**THE EXERCISE:** Looking at the data below, count the lines that contain the string "reposed". Write only the total.

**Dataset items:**
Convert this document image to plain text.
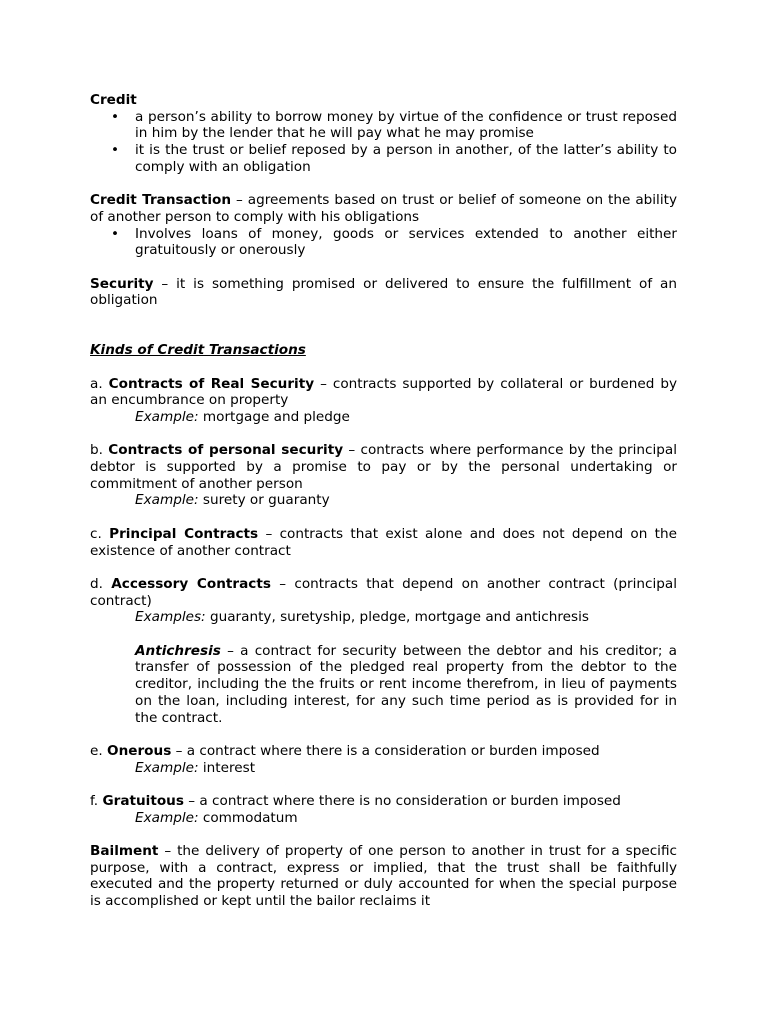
Credit

• a person’s ability to borrow money by virtue of the confidence or trust reposed in him by the lender that he will pay what he may promise
• it is the trust or belief reposed by a person in another, of the latter’s ability to comply with an obligation

Credit Transaction – agreements based on trust or belief of someone on the ability of another person to comply with his obligations

• Involves loans of money, goods or services extended to another either gratuitously or onerously

Security – it is something promised or delivered to ensure the fulfillment of an obligation

Kinds of Credit Transactions

a. Contracts of Real Security – contracts supported by collateral or burdened by an encumbrance on property

Example: mortgage and pledge

b. Contracts of personal security – contracts where performance by the principal debtor is supported by a promise to pay or by the personal undertaking or commitment of another person

Example: surety or guaranty

c. Principal Contracts – contracts that exist alone and does not depend on the existence of another contract

d. Accessory Contracts – contracts that depend on another contract (principal contract)

Examples: guaranty, suretyship, pledge, mortgage and antichresis

Antichresis – a contract for security between the debtor and his creditor; a transfer of possession of the pledged real property from the debtor to the creditor, including the the fruits or rent income therefrom, in lieu of payments on the loan, including interest, for any such time period as is provided for in the contract.

e. Onerous – a contract where there is a consideration or burden imposed

Example: interest

f. Gratuitous – a contract where there is no consideration or burden imposed

Example: commodatum

Bailment – the delivery of property of one person to another in trust for a specific purpose, with a contract, express or implied, that the trust shall be faithfully executed and the property returned or duly accounted for when the special purpose is accomplished or kept until the bailor reclaims it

**SOLUTION TO THIS TASK:** 2